Task description
Find the lines of data that contain the string "inside", then list them.

Dataset listings of figures
★ ★ ★ ★ ★

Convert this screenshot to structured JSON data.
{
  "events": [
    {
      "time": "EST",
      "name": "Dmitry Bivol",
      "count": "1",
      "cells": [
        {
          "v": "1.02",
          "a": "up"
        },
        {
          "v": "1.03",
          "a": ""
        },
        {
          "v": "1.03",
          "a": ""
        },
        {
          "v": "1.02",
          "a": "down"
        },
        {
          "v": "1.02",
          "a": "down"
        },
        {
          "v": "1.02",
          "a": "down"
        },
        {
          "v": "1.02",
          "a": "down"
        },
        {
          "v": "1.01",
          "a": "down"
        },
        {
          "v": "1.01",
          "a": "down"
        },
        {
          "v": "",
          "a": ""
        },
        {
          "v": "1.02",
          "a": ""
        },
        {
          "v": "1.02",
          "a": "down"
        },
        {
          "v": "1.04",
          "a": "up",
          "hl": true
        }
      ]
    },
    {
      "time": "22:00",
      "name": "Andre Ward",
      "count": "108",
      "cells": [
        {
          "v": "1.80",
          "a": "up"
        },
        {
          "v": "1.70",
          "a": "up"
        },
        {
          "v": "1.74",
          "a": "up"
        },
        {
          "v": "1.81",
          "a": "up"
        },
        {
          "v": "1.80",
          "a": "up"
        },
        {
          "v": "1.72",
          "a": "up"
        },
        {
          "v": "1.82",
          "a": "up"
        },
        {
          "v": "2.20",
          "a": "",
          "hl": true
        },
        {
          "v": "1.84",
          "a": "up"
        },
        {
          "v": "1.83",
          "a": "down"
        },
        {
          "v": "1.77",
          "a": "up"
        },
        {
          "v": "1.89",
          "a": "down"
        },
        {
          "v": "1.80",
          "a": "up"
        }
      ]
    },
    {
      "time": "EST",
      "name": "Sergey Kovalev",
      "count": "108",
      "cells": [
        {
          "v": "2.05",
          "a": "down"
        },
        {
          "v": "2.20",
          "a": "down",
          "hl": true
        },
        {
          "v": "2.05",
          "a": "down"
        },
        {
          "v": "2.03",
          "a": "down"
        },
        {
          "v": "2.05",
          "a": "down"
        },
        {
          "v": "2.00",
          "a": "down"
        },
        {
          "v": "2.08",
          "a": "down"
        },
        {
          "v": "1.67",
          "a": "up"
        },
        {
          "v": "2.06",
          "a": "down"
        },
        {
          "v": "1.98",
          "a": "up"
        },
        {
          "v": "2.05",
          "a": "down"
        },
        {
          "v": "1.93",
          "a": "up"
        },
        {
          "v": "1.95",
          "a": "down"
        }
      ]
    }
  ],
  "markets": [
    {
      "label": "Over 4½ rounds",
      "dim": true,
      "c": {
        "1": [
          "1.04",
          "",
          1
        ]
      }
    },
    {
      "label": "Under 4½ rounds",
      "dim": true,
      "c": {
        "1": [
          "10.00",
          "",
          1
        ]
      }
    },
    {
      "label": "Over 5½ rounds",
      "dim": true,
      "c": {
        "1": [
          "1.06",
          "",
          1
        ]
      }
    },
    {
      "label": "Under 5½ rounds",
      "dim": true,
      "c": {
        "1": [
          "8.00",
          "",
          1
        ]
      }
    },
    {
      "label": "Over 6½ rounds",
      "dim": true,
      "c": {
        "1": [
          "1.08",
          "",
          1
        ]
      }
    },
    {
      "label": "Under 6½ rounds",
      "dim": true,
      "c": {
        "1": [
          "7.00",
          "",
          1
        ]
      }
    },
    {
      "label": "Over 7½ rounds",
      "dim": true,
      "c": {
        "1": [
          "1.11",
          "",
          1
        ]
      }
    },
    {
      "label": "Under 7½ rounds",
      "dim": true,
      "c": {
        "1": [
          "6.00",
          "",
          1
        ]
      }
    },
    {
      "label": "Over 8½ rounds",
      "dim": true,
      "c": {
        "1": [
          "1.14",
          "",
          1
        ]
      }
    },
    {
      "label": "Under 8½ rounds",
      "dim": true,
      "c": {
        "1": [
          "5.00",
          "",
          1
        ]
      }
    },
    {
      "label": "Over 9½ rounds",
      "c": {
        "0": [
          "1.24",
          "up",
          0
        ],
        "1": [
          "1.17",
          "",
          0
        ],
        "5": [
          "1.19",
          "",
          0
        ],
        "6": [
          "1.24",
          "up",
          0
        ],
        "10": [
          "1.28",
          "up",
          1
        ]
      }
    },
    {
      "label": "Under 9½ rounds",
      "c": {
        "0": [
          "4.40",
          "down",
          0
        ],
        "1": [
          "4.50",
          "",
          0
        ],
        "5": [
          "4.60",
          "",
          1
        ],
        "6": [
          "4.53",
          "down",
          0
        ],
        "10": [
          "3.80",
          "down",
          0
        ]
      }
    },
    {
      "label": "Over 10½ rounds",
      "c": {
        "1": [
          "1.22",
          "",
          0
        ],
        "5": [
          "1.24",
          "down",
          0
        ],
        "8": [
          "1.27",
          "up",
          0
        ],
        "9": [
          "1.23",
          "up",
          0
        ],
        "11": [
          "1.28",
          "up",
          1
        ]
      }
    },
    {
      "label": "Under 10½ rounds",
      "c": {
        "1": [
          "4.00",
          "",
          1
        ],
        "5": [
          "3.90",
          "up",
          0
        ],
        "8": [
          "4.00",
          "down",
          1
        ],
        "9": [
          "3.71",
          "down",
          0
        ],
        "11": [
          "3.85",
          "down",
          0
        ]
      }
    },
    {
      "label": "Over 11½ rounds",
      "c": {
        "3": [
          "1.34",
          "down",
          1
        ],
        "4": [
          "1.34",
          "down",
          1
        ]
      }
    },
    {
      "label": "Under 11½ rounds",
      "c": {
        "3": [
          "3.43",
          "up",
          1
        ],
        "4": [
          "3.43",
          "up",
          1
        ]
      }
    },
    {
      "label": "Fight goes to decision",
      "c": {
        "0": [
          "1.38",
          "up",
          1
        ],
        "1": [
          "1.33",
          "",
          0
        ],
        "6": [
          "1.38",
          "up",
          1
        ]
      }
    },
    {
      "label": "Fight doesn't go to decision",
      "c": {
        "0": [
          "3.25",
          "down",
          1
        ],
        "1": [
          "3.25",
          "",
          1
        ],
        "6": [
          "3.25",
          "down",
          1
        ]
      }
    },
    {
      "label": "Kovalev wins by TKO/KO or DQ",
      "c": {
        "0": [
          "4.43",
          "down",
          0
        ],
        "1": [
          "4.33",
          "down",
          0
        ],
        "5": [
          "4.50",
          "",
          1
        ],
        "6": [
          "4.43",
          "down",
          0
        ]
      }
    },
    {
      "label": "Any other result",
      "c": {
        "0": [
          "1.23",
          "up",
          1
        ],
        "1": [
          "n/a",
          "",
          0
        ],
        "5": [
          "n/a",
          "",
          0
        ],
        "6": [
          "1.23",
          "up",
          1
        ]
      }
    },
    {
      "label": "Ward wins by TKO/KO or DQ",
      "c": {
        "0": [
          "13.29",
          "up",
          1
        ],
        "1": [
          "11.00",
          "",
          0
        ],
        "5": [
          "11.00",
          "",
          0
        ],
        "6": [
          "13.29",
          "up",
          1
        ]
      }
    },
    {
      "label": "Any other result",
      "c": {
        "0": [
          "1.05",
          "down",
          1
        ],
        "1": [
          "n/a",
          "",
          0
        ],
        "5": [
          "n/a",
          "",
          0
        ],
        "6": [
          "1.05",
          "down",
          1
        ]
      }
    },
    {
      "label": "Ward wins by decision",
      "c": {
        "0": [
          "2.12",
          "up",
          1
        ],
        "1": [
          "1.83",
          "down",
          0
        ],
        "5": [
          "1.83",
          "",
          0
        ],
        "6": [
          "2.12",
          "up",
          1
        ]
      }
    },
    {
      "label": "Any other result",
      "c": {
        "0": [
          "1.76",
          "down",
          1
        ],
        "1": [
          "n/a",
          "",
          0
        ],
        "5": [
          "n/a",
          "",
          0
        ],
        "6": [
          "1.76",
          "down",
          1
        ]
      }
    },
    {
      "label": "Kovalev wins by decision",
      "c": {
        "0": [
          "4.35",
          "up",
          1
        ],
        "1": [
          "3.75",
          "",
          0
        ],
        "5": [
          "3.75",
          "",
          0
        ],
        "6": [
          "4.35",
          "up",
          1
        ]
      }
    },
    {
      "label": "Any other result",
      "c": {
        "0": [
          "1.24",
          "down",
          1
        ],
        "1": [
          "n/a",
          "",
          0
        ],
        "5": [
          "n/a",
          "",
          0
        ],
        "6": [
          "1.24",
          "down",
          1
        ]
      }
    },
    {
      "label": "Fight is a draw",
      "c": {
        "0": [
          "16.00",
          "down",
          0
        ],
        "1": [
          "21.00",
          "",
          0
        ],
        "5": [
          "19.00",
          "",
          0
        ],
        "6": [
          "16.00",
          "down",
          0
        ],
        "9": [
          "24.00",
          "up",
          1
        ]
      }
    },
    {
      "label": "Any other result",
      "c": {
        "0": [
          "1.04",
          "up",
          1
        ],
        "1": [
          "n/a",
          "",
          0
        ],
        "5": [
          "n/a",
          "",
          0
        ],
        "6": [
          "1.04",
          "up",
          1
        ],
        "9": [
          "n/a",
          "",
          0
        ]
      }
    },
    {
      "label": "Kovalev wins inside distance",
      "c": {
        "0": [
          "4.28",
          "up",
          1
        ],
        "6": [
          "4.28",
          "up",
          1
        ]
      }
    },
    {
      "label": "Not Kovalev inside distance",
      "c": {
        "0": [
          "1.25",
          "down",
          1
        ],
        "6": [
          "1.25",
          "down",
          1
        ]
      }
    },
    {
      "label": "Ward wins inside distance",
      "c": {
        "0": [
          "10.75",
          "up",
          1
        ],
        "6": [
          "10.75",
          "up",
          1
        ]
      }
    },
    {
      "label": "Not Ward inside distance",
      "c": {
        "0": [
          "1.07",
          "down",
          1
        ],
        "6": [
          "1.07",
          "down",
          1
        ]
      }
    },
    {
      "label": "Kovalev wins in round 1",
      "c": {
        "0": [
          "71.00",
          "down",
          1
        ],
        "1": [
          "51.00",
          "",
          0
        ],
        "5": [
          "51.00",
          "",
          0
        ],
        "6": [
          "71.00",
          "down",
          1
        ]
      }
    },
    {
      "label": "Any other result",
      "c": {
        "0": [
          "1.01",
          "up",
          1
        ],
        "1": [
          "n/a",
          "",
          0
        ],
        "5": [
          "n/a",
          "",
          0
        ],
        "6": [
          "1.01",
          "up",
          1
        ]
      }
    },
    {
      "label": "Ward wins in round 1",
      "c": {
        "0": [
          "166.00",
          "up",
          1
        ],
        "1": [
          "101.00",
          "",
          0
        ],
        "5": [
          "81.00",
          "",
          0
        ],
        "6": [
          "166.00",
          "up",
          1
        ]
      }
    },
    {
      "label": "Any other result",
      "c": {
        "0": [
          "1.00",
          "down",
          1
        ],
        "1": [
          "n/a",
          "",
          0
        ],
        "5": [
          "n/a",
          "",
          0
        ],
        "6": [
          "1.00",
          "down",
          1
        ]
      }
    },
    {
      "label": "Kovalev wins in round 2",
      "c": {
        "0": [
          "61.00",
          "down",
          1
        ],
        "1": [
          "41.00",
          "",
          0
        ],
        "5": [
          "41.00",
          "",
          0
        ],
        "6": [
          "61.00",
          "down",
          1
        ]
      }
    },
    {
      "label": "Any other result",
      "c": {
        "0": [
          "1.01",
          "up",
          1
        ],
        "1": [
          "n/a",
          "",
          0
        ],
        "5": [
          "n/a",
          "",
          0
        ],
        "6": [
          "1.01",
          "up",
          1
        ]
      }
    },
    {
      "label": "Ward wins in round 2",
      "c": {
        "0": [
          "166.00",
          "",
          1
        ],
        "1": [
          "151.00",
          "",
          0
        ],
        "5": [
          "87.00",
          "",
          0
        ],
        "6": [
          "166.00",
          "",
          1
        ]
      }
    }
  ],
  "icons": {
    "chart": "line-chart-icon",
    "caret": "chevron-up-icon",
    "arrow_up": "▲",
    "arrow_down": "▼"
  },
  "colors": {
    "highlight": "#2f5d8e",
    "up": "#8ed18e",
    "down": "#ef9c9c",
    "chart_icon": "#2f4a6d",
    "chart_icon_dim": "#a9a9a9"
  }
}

★ ★ ★ ★ ★

Worked solution
      "label": "Kovalev wins inside distance",
      "label": "Not Kovalev inside distance",
      "label": "Ward wins inside distance",
      "label": "Not Ward inside distance",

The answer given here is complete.